─── Material for the task ───
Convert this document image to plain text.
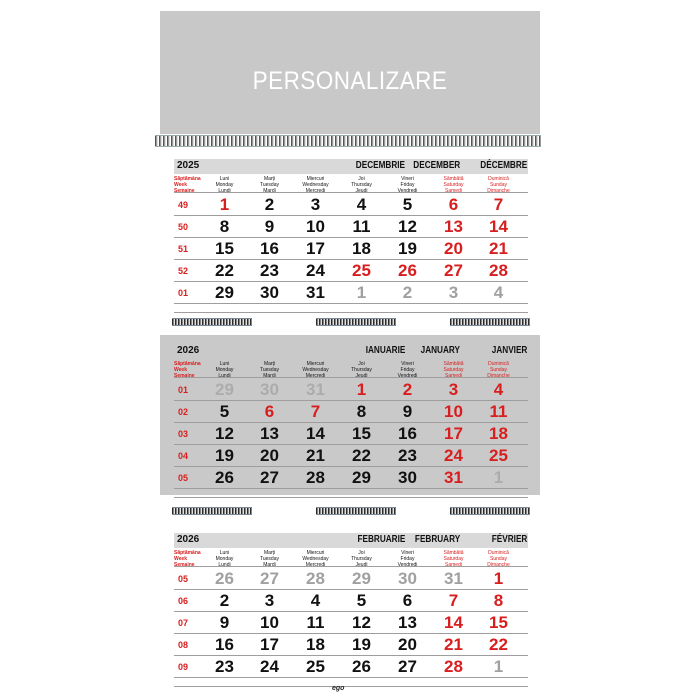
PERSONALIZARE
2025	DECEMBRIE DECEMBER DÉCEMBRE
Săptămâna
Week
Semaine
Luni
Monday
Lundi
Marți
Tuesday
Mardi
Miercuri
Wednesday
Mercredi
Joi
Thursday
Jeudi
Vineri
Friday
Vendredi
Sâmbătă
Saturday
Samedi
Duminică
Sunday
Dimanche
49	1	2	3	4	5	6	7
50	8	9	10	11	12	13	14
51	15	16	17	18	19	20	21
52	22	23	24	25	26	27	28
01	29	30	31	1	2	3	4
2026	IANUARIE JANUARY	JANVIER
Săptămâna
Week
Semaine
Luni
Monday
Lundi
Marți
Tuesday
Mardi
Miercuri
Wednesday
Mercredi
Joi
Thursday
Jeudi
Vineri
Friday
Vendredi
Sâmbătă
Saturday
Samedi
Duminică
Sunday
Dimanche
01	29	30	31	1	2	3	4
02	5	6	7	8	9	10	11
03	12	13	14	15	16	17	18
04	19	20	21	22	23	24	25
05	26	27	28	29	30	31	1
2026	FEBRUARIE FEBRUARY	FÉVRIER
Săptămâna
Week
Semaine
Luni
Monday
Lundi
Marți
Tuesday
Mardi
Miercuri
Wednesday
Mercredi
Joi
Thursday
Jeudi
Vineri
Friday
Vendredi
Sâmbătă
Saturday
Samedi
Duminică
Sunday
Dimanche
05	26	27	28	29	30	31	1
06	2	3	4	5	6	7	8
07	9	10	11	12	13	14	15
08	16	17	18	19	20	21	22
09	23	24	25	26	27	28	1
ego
───
─── Material for the task ───
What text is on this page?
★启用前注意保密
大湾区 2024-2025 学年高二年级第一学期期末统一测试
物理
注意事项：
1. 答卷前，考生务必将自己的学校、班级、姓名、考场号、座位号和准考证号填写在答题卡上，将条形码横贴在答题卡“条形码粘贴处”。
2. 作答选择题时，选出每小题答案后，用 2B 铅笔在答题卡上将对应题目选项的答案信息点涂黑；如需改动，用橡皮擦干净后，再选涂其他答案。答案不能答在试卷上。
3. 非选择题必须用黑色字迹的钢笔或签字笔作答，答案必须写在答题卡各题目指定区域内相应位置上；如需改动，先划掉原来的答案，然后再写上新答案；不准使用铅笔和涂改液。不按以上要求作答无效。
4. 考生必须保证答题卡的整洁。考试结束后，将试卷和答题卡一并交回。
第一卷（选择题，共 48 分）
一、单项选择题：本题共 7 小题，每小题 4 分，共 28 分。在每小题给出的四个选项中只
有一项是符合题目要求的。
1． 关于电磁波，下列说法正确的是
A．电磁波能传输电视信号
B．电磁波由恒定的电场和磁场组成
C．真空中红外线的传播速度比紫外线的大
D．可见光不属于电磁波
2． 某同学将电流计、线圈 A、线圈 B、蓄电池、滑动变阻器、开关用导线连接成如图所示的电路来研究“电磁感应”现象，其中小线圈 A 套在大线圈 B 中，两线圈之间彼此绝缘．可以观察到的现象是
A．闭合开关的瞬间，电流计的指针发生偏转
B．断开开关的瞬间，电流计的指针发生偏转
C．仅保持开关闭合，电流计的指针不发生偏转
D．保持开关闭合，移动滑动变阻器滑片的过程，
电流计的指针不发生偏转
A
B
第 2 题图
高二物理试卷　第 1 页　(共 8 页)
───
● What the exercise asks
Extract, from the listing above, every line where the string "this" occurs.

● Output of the exercise
Convert this document image to plain text.
What text is on this page?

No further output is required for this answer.